--- BEGIN Input material ---

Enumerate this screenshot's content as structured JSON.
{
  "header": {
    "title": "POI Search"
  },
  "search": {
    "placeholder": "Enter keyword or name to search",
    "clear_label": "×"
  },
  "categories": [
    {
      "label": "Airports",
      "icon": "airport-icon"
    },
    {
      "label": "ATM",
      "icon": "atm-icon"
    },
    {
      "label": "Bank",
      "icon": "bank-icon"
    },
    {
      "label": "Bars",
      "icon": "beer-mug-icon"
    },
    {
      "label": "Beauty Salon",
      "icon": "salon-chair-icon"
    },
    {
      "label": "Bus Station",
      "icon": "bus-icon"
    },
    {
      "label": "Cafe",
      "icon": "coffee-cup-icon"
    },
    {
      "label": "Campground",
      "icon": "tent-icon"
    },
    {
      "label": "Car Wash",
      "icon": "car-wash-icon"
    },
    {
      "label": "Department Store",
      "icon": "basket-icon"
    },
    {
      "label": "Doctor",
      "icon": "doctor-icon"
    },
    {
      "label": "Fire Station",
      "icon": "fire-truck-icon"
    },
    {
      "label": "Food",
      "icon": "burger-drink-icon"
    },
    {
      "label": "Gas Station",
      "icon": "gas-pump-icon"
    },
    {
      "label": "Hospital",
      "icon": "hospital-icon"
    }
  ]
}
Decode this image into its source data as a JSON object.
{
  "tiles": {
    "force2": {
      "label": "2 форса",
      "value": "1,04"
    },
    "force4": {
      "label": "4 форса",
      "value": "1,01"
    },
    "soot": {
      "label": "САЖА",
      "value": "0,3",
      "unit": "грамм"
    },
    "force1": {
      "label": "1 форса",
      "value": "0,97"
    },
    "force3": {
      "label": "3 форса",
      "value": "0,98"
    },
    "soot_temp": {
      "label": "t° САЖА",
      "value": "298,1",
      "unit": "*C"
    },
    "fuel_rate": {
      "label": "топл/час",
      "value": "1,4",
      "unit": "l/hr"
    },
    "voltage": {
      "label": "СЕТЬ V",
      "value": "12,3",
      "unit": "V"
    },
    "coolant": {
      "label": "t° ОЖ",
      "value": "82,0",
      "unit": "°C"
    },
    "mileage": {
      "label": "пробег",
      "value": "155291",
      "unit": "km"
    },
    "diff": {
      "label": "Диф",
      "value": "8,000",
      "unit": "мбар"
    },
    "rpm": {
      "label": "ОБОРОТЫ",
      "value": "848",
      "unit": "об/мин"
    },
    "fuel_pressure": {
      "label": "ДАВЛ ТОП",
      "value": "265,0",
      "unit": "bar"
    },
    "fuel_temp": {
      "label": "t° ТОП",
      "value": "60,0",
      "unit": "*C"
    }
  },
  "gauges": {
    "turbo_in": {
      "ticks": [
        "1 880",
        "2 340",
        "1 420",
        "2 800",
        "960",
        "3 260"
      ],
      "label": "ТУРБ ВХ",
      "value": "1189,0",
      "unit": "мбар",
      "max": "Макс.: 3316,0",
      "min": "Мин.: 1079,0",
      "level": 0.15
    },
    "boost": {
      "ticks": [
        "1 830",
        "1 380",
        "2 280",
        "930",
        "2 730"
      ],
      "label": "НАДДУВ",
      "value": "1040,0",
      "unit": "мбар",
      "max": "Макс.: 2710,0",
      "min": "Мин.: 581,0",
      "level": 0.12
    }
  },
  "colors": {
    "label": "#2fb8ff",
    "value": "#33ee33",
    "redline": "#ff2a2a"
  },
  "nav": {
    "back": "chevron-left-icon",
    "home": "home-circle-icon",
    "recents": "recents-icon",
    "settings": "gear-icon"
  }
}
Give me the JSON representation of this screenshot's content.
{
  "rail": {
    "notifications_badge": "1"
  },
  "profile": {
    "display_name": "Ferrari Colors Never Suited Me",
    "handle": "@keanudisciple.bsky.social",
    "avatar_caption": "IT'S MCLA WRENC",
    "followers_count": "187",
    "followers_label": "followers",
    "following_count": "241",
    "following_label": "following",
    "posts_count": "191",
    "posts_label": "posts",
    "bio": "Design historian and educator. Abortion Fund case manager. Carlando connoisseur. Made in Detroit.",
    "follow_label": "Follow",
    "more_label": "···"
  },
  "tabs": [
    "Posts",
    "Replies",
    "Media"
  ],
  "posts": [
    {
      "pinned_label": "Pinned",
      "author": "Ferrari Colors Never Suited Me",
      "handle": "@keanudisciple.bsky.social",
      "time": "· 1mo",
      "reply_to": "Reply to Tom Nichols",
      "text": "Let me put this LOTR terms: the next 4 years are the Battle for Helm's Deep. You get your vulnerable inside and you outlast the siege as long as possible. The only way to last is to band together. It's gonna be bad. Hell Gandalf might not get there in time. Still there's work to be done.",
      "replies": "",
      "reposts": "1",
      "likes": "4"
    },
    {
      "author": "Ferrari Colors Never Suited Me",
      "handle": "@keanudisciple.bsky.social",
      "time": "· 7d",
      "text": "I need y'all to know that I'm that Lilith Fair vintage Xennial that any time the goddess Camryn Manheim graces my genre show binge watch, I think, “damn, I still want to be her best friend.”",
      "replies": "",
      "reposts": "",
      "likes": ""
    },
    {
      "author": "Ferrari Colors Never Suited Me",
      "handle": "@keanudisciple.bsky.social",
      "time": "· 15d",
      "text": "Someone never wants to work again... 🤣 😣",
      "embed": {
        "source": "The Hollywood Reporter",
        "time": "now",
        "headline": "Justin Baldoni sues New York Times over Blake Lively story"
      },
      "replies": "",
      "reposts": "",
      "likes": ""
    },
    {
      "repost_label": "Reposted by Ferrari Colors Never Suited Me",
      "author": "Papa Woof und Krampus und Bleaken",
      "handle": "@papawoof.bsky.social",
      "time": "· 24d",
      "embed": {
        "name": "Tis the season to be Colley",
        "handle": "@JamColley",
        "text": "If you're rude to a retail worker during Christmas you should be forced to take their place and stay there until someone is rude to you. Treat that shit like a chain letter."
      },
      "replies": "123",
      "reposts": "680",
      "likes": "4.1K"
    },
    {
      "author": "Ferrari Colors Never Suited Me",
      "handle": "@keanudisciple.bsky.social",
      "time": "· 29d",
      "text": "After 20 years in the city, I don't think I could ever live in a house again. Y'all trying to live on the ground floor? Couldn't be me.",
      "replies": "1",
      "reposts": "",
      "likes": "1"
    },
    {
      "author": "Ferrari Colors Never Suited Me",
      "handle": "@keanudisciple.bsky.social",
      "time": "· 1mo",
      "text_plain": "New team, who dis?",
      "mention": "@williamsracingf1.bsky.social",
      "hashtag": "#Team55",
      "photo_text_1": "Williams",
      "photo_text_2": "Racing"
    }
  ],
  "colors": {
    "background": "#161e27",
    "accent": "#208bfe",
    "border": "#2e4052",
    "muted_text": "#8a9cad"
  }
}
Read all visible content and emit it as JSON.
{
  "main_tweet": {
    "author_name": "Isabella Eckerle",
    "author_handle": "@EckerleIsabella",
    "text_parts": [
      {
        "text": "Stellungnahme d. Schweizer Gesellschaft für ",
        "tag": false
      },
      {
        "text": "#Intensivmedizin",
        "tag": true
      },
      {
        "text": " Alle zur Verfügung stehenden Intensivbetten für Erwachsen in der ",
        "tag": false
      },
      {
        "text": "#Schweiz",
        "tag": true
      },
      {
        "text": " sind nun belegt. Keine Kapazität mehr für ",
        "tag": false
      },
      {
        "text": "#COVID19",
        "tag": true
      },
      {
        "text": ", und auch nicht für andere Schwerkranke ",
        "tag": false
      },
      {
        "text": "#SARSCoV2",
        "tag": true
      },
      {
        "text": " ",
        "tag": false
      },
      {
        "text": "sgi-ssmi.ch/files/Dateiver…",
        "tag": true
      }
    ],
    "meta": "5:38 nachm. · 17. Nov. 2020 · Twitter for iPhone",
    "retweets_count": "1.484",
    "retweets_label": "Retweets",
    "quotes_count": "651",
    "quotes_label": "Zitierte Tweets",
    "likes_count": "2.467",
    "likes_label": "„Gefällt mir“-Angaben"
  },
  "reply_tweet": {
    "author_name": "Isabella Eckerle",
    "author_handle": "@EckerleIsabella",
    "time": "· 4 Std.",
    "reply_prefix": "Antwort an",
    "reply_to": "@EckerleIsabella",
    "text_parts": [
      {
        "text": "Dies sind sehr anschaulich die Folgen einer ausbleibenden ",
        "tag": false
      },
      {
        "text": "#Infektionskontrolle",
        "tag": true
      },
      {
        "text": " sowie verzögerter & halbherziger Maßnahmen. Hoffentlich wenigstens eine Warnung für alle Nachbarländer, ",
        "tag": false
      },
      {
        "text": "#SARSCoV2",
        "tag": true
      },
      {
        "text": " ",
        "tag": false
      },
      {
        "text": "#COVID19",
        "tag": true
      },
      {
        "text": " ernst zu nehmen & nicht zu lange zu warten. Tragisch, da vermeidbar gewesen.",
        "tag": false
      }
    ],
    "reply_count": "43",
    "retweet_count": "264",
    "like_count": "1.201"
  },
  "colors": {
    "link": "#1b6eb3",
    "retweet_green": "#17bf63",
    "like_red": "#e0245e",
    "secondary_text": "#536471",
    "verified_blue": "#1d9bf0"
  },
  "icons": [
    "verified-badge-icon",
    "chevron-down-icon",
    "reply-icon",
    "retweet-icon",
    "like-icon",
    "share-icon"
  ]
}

--- END Input material ---

◆ **Task requirements**
Where a line in the material contains "chevron", copy that line.

◆ **Full solution**
    "back": "chevron-left-icon",
    "chevron-down-icon",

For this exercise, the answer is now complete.